::: Stored data

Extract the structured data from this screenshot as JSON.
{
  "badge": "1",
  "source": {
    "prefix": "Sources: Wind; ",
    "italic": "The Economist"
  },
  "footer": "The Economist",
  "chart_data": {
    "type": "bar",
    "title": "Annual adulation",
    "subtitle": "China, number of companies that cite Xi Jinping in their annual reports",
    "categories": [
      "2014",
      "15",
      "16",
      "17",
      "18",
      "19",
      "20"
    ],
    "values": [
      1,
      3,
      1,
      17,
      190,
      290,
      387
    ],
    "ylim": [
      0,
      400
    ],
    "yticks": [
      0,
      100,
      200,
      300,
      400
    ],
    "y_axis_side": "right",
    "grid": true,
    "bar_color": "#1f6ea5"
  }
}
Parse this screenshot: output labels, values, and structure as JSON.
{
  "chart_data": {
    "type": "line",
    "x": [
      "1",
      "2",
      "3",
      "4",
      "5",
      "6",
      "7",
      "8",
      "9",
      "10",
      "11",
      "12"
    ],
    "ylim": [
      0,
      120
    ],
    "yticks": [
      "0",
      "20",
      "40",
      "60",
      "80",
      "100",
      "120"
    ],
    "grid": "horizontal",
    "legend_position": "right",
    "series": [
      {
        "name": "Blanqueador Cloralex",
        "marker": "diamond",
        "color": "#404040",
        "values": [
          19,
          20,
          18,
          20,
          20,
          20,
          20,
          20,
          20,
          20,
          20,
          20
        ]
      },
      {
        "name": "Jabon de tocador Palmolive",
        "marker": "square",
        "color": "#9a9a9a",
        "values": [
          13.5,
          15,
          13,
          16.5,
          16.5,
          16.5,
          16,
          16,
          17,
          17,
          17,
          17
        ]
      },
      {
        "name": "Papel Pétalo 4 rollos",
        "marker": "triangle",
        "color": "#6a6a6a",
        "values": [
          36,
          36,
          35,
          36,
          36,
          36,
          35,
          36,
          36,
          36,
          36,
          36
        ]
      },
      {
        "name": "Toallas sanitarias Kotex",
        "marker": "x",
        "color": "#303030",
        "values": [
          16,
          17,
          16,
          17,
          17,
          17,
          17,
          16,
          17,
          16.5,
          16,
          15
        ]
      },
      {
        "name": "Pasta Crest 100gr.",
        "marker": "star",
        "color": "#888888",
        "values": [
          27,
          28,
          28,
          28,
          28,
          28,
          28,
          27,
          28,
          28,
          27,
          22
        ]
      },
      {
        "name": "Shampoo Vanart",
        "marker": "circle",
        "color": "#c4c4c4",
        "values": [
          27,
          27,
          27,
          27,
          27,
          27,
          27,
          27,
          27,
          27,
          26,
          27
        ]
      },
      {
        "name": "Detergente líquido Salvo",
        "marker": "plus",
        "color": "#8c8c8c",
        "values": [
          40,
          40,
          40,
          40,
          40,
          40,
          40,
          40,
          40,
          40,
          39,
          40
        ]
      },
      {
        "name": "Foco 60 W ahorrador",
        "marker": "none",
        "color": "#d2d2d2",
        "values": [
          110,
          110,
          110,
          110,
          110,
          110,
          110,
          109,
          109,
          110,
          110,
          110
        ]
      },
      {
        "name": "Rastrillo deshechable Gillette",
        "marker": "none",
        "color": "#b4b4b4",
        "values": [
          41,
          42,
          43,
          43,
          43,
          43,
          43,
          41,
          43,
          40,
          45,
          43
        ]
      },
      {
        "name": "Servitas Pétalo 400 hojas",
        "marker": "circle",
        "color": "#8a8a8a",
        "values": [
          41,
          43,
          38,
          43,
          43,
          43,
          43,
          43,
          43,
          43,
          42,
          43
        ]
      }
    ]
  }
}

::::::

Return all lines containing "screenshot".

Extract the structured data from this screenshot as JSON.
Parse this screenshot: output labels, values, and structure as JSON.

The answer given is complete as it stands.